* WHAT NEEDS TO BE DONE *
Scan the material below for the string "school", and copy every line where it shows up.

* RECORDS FOR THIS EXERCISE *
•••
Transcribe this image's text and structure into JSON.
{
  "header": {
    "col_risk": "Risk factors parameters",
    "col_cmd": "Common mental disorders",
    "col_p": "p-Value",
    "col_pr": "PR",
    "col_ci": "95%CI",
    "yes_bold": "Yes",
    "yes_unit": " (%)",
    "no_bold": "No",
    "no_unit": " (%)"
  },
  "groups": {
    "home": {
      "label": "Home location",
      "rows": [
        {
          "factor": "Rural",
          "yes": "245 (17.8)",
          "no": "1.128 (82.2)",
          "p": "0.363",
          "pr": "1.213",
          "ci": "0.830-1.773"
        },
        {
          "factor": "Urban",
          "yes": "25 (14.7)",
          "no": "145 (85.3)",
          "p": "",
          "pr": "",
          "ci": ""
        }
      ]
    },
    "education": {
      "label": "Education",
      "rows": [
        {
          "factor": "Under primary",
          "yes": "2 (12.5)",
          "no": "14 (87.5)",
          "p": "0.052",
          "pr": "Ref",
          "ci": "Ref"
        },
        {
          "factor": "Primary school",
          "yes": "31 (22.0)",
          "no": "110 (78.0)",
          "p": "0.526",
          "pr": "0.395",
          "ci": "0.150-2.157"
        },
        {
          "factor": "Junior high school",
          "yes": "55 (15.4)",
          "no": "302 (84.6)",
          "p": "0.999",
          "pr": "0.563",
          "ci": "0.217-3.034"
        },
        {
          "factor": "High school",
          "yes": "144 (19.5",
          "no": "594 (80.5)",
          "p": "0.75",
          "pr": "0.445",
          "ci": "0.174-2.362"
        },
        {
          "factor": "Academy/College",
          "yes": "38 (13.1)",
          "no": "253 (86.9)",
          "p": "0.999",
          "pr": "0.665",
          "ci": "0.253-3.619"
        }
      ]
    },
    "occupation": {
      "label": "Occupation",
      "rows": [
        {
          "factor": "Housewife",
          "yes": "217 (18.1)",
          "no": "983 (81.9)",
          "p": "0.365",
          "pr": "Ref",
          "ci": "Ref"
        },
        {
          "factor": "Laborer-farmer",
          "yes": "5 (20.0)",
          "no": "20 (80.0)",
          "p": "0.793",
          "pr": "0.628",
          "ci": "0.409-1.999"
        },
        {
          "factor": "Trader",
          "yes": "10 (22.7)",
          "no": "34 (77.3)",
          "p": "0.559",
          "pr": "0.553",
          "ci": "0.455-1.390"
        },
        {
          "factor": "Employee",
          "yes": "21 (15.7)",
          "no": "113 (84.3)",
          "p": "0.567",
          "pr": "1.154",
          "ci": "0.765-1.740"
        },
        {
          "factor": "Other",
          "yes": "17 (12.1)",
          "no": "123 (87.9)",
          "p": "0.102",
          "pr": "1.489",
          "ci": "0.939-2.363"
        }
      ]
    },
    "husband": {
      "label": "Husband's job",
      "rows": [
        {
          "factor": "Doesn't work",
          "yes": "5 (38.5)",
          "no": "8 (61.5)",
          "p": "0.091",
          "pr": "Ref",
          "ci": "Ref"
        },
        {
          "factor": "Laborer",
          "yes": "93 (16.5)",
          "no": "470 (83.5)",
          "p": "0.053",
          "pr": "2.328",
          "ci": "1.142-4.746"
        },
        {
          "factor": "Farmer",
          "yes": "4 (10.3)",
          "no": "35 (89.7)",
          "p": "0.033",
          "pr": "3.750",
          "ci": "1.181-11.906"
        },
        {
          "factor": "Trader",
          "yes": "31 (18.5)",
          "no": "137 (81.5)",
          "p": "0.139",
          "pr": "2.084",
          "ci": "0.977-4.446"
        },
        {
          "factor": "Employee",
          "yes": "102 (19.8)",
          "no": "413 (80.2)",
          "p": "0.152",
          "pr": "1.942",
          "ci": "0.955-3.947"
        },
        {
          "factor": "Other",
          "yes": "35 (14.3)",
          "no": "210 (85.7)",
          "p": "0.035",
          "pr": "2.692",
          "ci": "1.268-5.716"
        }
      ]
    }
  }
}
•••
* ANSWER TO THIS TASK *
          "factor": "Primary school",
          "factor": "Junior high school",
          "factor": "High school",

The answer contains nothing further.